***** SUPPLIED TEXT

For example, when we’re sleep-deprived and not eating well, we tend to feel sluggish and wouldn’t expect to have as much success at the gym. The same goes for the pelvic floor. A tired pelvic floor will not perform as well as it could. Symptoms of a fatigued pelvic floor include urinary incontinence (even small drops) when you cough, laugh or sneeze, pass unwanted gas, leak unwanted stool, and pelvic prolapse. 

3. Keep your tissues healthy and moisturized.

Our vulvovaginal tissues (vulva/vagina tissues) should be pink, plump, and lubricated. Some stages of a woman’s life, like the postpartum period or perimenopause, can lead to hormone changes that affect our vulvovaginal tissues. Our delicate tissues can appear dry, fragile, sore, or pale in color. You may experience discomfort during your day-to-day activities or pain during sexual intercourse. In this case, your vulvovaginal tissues may benefit from a vaginal moisturizer or topical estrogen.

Keep an eye on your anatomy and consult your healthcare provider if you notice any of these symptoms or changes. They contribute to your overall pelvic health.

To learn more, check out The Pelvic Floor Project podcast Episode 54. Vulvovaginal hormone therapy with urologist Dr. Rachel Rubin.

4. Learn how to manage internal pressure.

Common ways we mismanage internal pressure is excessive straining when we pee or poop, constantly sucking in our tummy, or holding our breath when we exercise or do any heavy lifting. These factors create muscle tension and a lot of downward pressure on your pelvic floor.

Over time, this downward pressure begins to weaken your pelvic floor muscles. The resulting symptoms might be urinary incontinence, leaking unwanted stool, and pelvic prolapse.

Adjusting your habits to minimize the cumulative downward pressure you put on your pelvic floor in a day can be just as beneficial as strengthening your pelvic floor.

To learn more, check out The Pelvic Floor Project podcast Episode 46. Bladder leaks with cough, sneeze, or physical activity with Adrienne Sim.

5. Be mindful of your habits.

To tune into positive and negative pelvic floor habits, I start my client appointments with a simple awareness exercise. I ask my clients to focus on what it feels like when they tighten their pelvic floor vs. when they relax it. I have them practice this exercise a few times a day to recognize the different sensations.

I then ask them to start noticing their subconscious habits throughout the day. Are you squeezing in your tummy all the time? How is your breathing – slow and steady or tight and constricted? Are you experiencing chronic stress? Are you holding your breath when lifting or exercising? Are you standing in a compressed posture or with your knees locked and hips thrust forward?

Awareness is the first step to working toward positive pelvic floor habits. When you recognize the difference in pelvic floor over-tension vs. a more relaxed state, you will likely be able to pick up on which patterns may influence your symptoms.

Your pelvic floor health is a product of its environment. No amount of kegel exercise will change your habits!

To learn more, check out The Pelvic Floor Project podcast Episode 1. How well do you know your pelvic floor?

**********
***** RECORD EXTRACTS

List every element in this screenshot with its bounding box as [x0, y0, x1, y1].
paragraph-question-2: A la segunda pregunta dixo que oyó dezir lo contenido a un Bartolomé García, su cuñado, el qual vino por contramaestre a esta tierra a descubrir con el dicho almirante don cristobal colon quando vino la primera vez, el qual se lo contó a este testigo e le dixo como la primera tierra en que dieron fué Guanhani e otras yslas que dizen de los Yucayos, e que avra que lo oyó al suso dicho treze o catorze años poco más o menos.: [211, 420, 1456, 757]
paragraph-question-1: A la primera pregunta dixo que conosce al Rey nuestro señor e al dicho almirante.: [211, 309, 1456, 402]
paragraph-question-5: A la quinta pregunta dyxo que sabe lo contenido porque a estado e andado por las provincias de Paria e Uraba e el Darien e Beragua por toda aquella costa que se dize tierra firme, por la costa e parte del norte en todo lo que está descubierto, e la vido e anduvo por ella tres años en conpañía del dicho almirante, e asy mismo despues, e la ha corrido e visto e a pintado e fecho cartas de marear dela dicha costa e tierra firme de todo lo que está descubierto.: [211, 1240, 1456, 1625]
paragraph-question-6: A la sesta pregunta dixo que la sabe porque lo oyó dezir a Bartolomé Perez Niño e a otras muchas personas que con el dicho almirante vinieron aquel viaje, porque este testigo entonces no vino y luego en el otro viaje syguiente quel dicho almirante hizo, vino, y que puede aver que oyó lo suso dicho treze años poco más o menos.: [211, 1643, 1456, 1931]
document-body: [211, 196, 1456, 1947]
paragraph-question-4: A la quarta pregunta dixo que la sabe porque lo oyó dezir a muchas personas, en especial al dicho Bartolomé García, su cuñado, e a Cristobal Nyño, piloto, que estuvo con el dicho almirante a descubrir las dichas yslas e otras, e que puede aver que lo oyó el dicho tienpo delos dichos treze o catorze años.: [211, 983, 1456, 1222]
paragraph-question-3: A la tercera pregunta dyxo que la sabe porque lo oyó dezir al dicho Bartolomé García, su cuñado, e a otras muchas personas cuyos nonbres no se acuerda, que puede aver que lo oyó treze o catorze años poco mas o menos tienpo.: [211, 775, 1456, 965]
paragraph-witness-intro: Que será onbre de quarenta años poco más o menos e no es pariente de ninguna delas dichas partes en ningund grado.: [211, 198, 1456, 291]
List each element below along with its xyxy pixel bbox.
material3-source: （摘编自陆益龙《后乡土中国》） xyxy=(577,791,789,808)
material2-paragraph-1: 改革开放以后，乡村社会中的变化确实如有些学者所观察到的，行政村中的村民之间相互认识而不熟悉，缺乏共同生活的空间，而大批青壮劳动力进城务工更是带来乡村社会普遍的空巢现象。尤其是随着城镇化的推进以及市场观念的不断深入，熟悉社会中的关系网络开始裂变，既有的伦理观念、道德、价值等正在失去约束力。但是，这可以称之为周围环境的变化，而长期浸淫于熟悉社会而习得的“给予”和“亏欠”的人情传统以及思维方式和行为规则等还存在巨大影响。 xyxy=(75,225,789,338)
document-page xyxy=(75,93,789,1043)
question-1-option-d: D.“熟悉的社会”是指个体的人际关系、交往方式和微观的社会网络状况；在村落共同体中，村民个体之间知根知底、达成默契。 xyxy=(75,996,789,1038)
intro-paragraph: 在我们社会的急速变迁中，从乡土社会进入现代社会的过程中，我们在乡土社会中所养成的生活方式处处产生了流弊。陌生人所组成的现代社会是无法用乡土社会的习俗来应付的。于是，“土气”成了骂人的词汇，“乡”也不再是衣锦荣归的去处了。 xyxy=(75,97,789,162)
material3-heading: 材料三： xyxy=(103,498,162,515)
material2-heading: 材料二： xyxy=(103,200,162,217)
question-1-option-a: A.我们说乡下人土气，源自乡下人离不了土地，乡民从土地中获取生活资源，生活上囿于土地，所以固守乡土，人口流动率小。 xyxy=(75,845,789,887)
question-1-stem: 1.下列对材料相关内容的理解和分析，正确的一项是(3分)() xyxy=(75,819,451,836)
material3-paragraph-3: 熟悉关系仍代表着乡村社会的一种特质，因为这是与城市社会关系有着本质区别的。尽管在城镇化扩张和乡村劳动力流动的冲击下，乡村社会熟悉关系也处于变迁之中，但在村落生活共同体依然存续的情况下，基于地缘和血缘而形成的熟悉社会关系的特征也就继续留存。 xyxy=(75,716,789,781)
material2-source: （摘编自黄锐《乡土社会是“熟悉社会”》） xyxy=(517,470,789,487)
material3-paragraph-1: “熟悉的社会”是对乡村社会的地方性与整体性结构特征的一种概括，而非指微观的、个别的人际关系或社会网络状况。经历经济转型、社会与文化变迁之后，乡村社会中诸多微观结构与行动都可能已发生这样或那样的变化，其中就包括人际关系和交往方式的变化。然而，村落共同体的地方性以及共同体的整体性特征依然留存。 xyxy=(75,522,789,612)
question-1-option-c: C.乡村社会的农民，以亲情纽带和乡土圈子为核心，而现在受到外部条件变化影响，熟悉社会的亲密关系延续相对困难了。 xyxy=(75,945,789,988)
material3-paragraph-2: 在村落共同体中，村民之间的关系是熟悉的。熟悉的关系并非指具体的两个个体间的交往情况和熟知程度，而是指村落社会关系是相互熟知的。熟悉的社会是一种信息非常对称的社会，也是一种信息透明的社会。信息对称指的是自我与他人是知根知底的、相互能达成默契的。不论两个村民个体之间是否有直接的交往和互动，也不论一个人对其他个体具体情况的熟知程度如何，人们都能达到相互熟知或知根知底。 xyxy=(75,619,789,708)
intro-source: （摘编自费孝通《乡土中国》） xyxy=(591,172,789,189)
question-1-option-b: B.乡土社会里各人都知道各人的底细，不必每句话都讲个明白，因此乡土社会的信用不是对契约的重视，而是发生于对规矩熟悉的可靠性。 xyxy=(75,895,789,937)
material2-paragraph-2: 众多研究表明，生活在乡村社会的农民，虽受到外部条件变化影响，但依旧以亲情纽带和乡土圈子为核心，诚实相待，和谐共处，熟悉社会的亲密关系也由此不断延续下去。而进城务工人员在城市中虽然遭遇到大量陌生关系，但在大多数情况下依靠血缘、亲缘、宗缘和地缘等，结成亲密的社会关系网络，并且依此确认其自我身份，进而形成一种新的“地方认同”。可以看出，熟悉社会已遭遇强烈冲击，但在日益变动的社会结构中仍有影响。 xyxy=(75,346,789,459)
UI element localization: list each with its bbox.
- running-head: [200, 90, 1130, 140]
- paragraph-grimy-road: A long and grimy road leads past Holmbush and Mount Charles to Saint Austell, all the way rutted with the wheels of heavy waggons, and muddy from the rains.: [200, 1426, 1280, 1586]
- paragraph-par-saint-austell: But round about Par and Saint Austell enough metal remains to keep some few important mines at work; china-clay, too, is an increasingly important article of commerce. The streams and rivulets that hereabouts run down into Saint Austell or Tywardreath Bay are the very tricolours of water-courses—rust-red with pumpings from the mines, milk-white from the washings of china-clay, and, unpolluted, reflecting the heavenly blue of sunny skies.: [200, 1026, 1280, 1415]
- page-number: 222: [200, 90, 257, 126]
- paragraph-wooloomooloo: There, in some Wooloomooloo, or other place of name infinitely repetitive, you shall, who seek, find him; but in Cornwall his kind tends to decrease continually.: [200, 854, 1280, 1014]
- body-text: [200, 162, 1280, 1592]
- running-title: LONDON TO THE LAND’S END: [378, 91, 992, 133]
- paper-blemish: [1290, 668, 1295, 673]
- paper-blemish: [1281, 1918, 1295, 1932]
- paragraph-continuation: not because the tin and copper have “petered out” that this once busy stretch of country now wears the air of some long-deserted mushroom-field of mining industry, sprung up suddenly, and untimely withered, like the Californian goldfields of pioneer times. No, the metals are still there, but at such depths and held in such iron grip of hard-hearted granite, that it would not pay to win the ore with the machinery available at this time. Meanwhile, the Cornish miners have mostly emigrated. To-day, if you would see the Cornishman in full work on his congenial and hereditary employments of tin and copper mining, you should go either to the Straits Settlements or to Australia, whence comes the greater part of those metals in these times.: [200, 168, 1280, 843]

**********

_PROBLEM SET:_
• A. Please print the part of the pelvic floor text between "Our vulvovaginal tissues (vulva/vagina" and "Dr. Rachel Rubin.", inclusive.
• B. Translate this sentence from the pelvic floor text into Spanish: "Your pelvic floor health is a product of its environment."

_EXPECTED RESULTS:_
• A.
Our vulvovaginal tissues (vulva/vagina tissues) should be pink, plump, and lubricated. Some stages of a woman’s life, like the postpartum period or perimenopause, can lead to hormone changes that affect our vulvovaginal tissues. Our delicate tissues can appear dry, fragile, sore, or pale in color. You may experience discomfort during your day-to-day activities or pain during sexual intercourse. In this case, your vulvovaginal tissues may benefit from a vaginal moisturizer or topical estrogen.

Keep an eye on your anatomy and consult your healthcare provider if you notice any of these symptoms or changes. They contribute to your overall pelvic health.

To learn more, check out The Pelvic Floor Project podcast Episode 54. Vulvovaginal hormone therapy with urologist Dr. Rachel Rubin.

• B. La salud de tu suelo pélvico es producto de su entorno.